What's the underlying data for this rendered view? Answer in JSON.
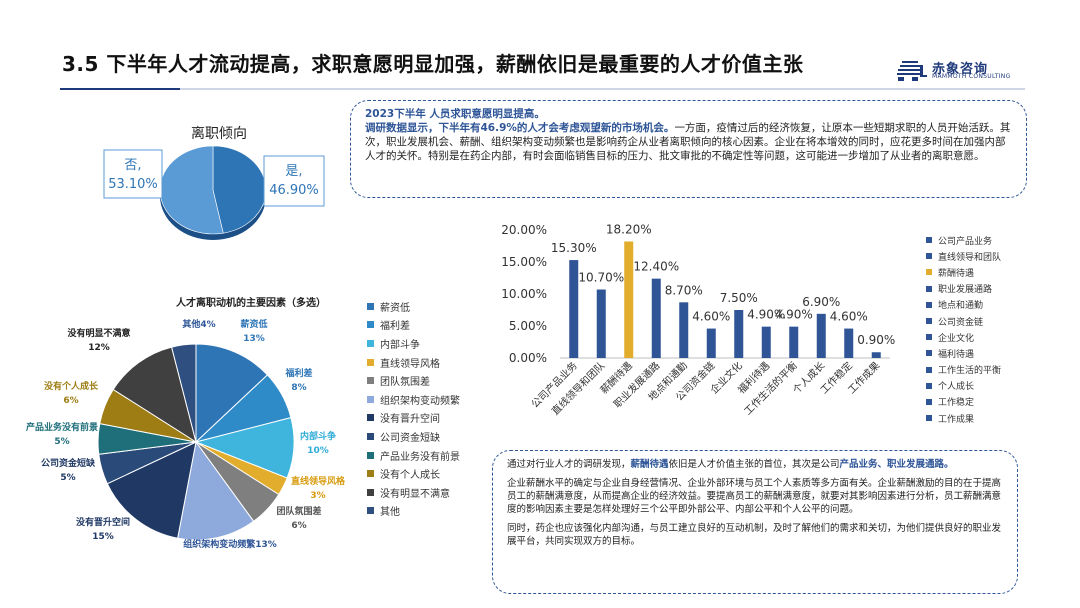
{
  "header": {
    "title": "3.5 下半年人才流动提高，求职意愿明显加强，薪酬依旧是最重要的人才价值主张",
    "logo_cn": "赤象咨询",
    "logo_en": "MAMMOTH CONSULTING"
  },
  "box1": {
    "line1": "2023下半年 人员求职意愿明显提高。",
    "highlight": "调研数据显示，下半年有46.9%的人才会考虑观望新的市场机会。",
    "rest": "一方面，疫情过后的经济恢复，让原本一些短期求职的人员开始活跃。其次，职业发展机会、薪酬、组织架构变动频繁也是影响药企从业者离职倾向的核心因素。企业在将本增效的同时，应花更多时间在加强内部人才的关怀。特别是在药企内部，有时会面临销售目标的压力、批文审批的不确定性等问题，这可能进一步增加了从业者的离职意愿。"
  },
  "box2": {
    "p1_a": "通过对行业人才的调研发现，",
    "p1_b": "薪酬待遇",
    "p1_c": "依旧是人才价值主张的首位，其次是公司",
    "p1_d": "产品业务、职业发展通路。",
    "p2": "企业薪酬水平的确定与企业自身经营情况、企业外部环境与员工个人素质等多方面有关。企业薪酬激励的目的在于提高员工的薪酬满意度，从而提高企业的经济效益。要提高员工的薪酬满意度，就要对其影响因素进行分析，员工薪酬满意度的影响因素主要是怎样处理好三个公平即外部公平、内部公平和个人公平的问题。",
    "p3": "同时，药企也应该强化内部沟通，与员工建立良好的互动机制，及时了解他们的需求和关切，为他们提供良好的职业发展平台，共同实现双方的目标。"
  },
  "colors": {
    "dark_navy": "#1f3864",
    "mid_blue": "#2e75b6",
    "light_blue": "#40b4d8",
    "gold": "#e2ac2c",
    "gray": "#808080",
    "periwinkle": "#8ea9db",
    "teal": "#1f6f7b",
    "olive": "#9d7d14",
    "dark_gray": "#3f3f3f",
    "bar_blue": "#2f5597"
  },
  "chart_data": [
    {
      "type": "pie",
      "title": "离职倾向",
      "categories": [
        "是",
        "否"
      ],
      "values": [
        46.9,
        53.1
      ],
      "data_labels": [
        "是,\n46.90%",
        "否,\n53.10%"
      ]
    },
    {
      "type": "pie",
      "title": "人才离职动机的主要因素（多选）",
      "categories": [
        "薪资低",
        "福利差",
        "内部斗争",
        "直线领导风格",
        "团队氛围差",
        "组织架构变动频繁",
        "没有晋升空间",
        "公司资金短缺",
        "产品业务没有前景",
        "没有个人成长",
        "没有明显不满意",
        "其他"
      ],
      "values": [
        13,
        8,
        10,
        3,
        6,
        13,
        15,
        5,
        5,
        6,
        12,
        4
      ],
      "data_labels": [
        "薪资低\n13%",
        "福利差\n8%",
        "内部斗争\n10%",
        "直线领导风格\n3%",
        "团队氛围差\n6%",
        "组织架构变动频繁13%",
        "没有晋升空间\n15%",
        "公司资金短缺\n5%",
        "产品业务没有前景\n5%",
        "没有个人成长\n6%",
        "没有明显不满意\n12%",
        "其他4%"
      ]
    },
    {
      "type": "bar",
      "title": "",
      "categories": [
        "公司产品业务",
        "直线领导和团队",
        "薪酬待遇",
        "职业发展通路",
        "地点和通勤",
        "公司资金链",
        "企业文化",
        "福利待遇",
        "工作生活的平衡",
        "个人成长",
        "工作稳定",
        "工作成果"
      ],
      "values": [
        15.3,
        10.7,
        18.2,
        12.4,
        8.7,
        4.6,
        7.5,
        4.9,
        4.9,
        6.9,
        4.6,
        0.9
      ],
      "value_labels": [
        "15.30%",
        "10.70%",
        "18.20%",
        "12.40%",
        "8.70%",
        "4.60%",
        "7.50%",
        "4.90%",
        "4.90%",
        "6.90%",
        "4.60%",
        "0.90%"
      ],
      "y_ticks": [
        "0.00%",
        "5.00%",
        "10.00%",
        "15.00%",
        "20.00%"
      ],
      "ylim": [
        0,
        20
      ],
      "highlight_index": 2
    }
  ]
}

▶ _Job_:
Above are the records; reproduce them exactly and leave out the pictures.

▶ _Completed task_:
What's the underlying data for this rendered view? Answer in JSON.
{
  "header": {
    "title": "3.5 下半年人才流动提高，求职意愿明显加强，薪酬依旧是最重要的人才价值主张",
    "logo_cn": "赤象咨询",
    "logo_en": "MAMMOTH CONSULTING"
  },
  "box1": {
    "line1": "2023下半年 人员求职意愿明显提高。",
    "highlight": "调研数据显示，下半年有46.9%的人才会考虑观望新的市场机会。",
    "rest": "一方面，疫情过后的经济恢复，让原本一些短期求职的人员开始活跃。其次，职业发展机会、薪酬、组织架构变动频繁也是影响药企从业者离职倾向的核心因素。企业在将本增效的同时，应花更多时间在加强内部人才的关怀。特别是在药企内部，有时会面临销售目标的压力、批文审批的不确定性等问题，这可能进一步增加了从业者的离职意愿。"
  },
  "box2": {
    "p1_a": "通过对行业人才的调研发现，",
    "p1_b": "薪酬待遇",
    "p1_c": "依旧是人才价值主张的首位，其次是公司",
    "p1_d": "产品业务、职业发展通路。",
    "p2": "企业薪酬水平的确定与企业自身经营情况、企业外部环境与员工个人素质等多方面有关。企业薪酬激励的目的在于提高员工的薪酬满意度，从而提高企业的经济效益。要提高员工的薪酬满意度，就要对其影响因素进行分析，员工薪酬满意度的影响因素主要是怎样处理好三个公平即外部公平、内部公平和个人公平的问题。",
    "p3": "同时，药企也应该强化内部沟通，与员工建立良好的互动机制，及时了解他们的需求和关切，为他们提供良好的职业发展平台，共同实现双方的目标。"
  },
  "colors": {
    "dark_navy": "#1f3864",
    "mid_blue": "#2e75b6",
    "light_blue": "#40b4d8",
    "gold": "#e2ac2c",
    "gray": "#808080",
    "periwinkle": "#8ea9db",
    "teal": "#1f6f7b",
    "olive": "#9d7d14",
    "dark_gray": "#3f3f3f",
    "bar_blue": "#2f5597"
  },
  "chart_data": [
    {
      "type": "pie",
      "title": "离职倾向",
      "categories": [
        "是",
        "否"
      ],
      "values": [
        46.9,
        53.1
      ],
      "data_labels": [
        "是,\n46.90%",
        "否,\n53.10%"
      ]
    },
    {
      "type": "pie",
      "title": "人才离职动机的主要因素（多选）",
      "categories": [
        "薪资低",
        "福利差",
        "内部斗争",
        "直线领导风格",
        "团队氛围差",
        "组织架构变动频繁",
        "没有晋升空间",
        "公司资金短缺",
        "产品业务没有前景",
        "没有个人成长",
        "没有明显不满意",
        "其他"
      ],
      "values": [
        13,
        8,
        10,
        3,
        6,
        13,
        15,
        5,
        5,
        6,
        12,
        4
      ],
      "data_labels": [
        "薪资低\n13%",
        "福利差\n8%",
        "内部斗争\n10%",
        "直线领导风格\n3%",
        "团队氛围差\n6%",
        "组织架构变动频繁13%",
        "没有晋升空间\n15%",
        "公司资金短缺\n5%",
        "产品业务没有前景\n5%",
        "没有个人成长\n6%",
        "没有明显不满意\n12%",
        "其他4%"
      ]
    },
    {
      "type": "bar",
      "title": "",
      "categories": [
        "公司产品业务",
        "直线领导和团队",
        "薪酬待遇",
        "职业发展通路",
        "地点和通勤",
        "公司资金链",
        "企业文化",
        "福利待遇",
        "工作生活的平衡",
        "个人成长",
        "工作稳定",
        "工作成果"
      ],
      "values": [
        15.3,
        10.7,
        18.2,
        12.4,
        8.7,
        4.6,
        7.5,
        4.9,
        4.9,
        6.9,
        4.6,
        0.9
      ],
      "value_labels": [
        "15.30%",
        "10.70%",
        "18.20%",
        "12.40%",
        "8.70%",
        "4.60%",
        "7.50%",
        "4.90%",
        "4.90%",
        "6.90%",
        "4.60%",
        "0.90%"
      ],
      "y_ticks": [
        "0.00%",
        "5.00%",
        "10.00%",
        "15.00%",
        "20.00%"
      ],
      "ylim": [
        0,
        20
      ],
      "highlight_index": 2
    }
  ]
}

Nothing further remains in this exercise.